▶ **Excerpt**:
------

In this appendix, we prove that

$$\begin{aligned} E\left[ \int _0^T\frac{S_tI_t^aX_t^{-b}Y_t^{-b}}{S_t+I_t} dB_t\right] =0,\quad \text {for}\; \text {any }\ T>0. \end{aligned}$$

(7.1)

In the following, whenever the formula of random variables is used it is understood in the almost sure sense, and writing “almost surely” or “a.s.” is omitted.

By Itô’s formula, we get

$$\begin{aligned} d\log S_t&= \left( \frac{\Lambda }{S_t}-\frac{\beta I_t}{S_t+I_t}-\mu +\phi \frac{I_t}{S_t}-\frac{\sigma I_t^2}{2(S_t+I_t)^2}\right) dt-\frac{\sigma I_t}{S_t+I_t}dB_t\\&\ge \left( -\beta -\mu +\phi \frac{I_t}{S_t}-\frac{\sigma }{2}\right) dt-\frac{\sigma I_t}{S_t+I_t}dB_t,\\ \frac{d\log X_t}{dt}&= -\mu +\frac{\alpha I_t}{X_t}\quad \text {and}\quad \frac{d\log Y_t}{dt} =-(\alpha +\mu )+\frac{\alpha S_t}{Y_t}. \end{aligned}$$

Integrating the above three formulas from \(0\) to \(T\) and taking \(T\rightarrow \infty \), we get

$$\begin{aligned} \lim _{T\rightarrow \infty }\frac{1}{T}\int _0^T\frac{I_t}{S_t}dt=\frac{1}{\phi }\lim _{T\rightarrow \infty }\left( \beta +\mu +\frac{\sigma }{2}+\frac{\log S_T}{T}\right)&\le \frac{\beta +\mu +\sigma /2}{\phi },\end{aligned}$$

(7.2)

$$\begin{aligned} \lim _{T\rightarrow \infty }\frac{1}{T}\int _0^T\frac{I_t}{X_t}dt=\frac{1}{\alpha }\lim _{T\rightarrow \infty }\left( \mu +\frac{\log X_T}{T}\right)&\le \frac{\mu }{\alpha }, \end{aligned}$$

(7.3)

and

$$\begin{aligned} \lim _{T\rightarrow \infty }\frac{1}{T}\int _0^T\frac{S_t}{Y_t}dt=\frac{1}{\alpha }\lim _{T\rightarrow \infty }\left( \alpha +\mu +\frac{\log Y_T}{T}\right) \le 1+\frac{\mu }{\alpha }, \end{aligned}$$

(7.4)

where in the first inequality we use the fact that \(\lim _{T\rightarrow \infty }\frac{1}{T}\int _0^T\frac{I_t}{S_t+I_t}dB_t=0\). By employing Hölder’s Inequality, (7.2)–(7.4) guarantee that

$$\begin{aligned} \int _0^T\left( \frac{S_tI_t^aX_t^{-b}Y_t^{-b}}{S_t+I_t}\right) ^2 dt=&\int _0^T\frac{S_t^{2}I_t^{2a-4b}}{(S_t+I_t)^2}\left( \frac{I_t}{S_t}\right) ^{2b}\left( \frac{S_t}{Y_t}\right) ^{2b}\left( \frac{I_t}{X_t}\right) ^{2b} dt\\ \le&\left( \frac{\Lambda }{\mu }\right) ^{2a-4b}\int _0^T\left( \frac{I_t}{S_t}\right) ^{2b}\left( \frac{S_t}{Y_t}\right) ^{2b}\left( \frac{I_t}{X_t}\right) ^{2b} dt \le M_T, \end{aligned}$$

where \(M_T\) is a positive constant depending on \(T\). Consequently,

$$\begin{aligned} \int _0^TE\left( \frac{S_tI_t^aX_t^{-b}Y_t^{-b}}{S_t+I_t}\right) ^2 dt\le M_T. \end{aligned}$$

Thus, (7.1) holds.

------

▶ **Dataset items**:
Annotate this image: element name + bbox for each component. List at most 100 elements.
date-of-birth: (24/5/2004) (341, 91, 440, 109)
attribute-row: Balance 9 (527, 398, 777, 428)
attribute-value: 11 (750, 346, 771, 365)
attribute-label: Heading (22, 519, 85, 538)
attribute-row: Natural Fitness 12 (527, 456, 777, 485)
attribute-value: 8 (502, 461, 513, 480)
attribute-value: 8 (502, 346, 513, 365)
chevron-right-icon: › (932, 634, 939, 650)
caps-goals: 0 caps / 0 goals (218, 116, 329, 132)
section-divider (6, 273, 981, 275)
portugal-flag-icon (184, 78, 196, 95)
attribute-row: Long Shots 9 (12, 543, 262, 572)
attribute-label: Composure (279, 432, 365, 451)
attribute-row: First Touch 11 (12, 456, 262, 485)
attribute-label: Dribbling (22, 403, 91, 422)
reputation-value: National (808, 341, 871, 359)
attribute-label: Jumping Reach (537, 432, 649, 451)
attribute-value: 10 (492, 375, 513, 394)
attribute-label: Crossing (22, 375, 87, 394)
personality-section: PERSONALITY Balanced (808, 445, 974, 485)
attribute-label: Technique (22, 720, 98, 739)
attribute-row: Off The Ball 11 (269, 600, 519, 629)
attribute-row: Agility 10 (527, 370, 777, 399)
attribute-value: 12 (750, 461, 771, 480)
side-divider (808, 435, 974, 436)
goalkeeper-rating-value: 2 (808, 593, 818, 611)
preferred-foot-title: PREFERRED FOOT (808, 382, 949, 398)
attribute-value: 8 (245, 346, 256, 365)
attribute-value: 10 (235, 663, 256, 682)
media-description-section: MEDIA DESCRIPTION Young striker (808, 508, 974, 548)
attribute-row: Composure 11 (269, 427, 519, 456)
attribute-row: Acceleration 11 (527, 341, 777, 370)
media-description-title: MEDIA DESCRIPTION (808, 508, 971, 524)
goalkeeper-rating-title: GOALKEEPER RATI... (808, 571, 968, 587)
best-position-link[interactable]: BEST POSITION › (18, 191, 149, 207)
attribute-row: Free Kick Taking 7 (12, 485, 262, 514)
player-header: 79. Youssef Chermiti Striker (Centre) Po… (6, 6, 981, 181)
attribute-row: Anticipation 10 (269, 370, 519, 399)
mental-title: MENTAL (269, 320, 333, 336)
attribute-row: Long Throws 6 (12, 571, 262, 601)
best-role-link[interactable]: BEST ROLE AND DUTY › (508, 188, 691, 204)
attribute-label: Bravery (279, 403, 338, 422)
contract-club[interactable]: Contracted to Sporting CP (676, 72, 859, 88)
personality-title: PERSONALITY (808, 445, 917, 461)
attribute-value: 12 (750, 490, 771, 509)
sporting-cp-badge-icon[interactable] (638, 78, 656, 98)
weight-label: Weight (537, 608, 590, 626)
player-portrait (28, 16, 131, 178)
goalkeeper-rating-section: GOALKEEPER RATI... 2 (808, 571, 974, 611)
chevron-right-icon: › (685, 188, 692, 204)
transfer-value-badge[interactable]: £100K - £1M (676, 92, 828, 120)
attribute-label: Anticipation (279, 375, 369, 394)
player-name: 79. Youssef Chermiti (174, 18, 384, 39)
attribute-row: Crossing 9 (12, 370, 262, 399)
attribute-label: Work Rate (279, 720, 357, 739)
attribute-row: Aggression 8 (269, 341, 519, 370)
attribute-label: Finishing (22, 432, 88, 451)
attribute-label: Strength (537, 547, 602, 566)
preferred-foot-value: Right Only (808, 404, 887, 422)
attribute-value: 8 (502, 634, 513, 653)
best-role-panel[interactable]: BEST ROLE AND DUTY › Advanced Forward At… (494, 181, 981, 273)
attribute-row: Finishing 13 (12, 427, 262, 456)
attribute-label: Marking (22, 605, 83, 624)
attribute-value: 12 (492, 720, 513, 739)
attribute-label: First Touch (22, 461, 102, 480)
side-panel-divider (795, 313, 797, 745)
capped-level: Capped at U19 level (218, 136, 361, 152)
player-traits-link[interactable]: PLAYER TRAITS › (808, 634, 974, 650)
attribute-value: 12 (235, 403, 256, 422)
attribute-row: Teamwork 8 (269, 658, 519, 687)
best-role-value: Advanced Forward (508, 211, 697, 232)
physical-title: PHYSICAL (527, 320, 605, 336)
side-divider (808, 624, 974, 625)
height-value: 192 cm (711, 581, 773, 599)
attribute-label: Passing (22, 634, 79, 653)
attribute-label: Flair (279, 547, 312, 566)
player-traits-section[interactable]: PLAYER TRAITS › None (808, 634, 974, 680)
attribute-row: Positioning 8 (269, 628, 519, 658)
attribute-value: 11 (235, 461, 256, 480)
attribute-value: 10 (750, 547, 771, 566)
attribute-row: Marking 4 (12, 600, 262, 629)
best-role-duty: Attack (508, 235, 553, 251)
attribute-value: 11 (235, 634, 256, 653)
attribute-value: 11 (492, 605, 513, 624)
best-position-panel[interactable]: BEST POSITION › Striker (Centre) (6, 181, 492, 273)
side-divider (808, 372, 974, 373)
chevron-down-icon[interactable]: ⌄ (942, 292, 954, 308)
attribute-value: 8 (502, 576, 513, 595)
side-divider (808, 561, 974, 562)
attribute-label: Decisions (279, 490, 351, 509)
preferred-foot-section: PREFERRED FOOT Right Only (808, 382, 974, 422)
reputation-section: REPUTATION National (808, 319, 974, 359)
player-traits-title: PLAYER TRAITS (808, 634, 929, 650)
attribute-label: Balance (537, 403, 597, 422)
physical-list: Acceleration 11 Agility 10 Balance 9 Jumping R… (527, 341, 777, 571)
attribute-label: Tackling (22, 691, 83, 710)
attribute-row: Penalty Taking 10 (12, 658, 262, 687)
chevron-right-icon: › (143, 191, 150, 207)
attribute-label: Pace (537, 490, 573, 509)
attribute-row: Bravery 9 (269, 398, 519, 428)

------

▶ **Problems to solve**:
**A.** Echo everything in the appendix from "where \(M_T\) is" down to "Thus, (7.1) holds.".
**B.** State how many lines of the listing contain the string "title", counting case, and give only the number.
The appendix and the listing have no connection to each other.

▶ **Correct answers**:
**A.**
where \(M_T\) is a positive constant depending on \(T\). Consequently,

$$\begin{aligned} \int _0^TE\left( \frac{S_tI_t^aX_t^{-b}Y_t^{-b}}{S_t+I_t}\right) ^2 dt\le M_T. \end{aligned}$$

Thus, (7.1) holds.

**B.** 7